THE REQUEST - Copy each line with the word "this" in it.

•••••

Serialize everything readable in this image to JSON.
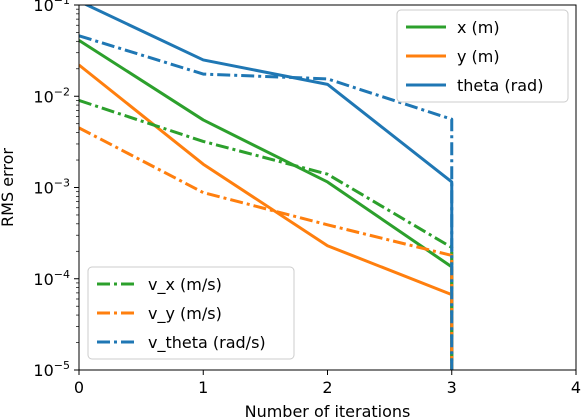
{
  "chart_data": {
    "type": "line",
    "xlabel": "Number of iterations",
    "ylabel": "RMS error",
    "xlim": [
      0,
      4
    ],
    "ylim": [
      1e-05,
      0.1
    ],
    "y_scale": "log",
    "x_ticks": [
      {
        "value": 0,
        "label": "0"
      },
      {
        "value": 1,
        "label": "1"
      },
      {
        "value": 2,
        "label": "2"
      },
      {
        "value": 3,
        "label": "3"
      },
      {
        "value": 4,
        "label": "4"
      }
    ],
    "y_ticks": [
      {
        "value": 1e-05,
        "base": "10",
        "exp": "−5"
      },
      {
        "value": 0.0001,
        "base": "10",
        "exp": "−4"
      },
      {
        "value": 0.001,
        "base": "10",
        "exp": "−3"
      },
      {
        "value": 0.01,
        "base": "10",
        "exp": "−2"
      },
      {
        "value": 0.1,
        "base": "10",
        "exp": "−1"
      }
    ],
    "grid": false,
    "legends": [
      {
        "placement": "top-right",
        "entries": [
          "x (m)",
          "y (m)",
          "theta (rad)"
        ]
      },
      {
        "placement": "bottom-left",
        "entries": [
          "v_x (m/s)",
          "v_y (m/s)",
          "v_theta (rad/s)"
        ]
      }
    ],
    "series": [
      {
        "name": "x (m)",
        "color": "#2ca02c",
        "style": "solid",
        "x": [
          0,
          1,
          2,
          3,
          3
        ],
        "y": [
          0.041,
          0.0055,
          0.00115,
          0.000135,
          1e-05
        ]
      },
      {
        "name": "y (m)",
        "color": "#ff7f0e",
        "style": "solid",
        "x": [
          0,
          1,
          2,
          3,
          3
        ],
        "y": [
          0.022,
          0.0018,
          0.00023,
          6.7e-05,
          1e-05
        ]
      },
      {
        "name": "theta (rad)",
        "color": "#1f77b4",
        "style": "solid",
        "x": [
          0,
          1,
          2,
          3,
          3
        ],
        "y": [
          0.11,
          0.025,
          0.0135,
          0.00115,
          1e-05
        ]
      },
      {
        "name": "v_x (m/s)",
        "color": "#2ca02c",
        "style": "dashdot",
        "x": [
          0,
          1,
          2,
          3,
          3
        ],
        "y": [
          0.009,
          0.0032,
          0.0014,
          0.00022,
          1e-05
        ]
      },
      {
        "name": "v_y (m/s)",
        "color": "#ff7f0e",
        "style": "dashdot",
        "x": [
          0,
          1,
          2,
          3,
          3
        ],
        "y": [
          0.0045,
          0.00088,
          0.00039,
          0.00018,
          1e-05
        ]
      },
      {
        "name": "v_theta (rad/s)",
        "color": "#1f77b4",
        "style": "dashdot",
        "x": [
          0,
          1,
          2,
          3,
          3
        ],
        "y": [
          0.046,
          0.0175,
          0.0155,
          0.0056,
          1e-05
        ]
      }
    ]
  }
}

•••••

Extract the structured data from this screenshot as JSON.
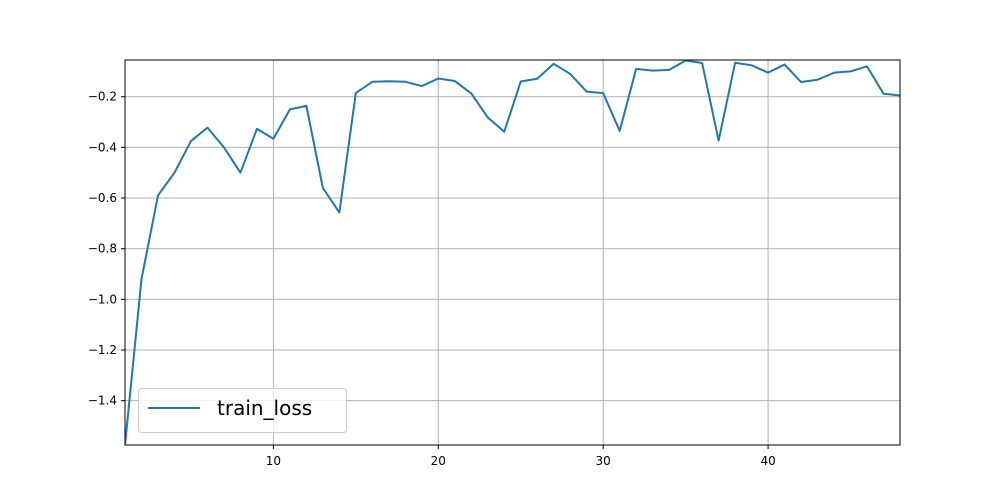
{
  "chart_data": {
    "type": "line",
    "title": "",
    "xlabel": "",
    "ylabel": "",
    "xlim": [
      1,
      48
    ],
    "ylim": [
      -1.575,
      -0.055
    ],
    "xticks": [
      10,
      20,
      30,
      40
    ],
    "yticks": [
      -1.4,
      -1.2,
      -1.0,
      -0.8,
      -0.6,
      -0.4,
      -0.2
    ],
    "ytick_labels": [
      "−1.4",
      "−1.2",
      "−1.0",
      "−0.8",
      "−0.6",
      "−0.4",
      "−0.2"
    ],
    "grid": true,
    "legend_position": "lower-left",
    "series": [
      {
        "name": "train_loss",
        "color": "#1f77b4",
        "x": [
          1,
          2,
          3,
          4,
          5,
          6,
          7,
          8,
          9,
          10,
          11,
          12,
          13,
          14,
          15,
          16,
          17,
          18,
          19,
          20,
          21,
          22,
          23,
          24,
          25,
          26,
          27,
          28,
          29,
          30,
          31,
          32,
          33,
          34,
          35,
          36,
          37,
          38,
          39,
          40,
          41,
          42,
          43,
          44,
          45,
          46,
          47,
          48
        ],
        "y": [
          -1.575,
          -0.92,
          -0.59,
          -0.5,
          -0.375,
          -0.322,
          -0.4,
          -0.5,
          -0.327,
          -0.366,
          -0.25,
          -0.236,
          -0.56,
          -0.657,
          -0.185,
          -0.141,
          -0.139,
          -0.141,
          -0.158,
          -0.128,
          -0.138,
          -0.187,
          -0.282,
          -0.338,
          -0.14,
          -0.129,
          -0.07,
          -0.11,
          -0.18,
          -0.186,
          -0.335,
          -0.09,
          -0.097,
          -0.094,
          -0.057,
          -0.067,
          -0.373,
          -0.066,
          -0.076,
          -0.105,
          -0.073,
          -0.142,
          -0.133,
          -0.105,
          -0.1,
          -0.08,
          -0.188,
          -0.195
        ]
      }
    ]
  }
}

•••••

ANSWER IN FULL -
Serialize everything readable in this image to JSON.
Extract the structured data from this screenshot as JSON.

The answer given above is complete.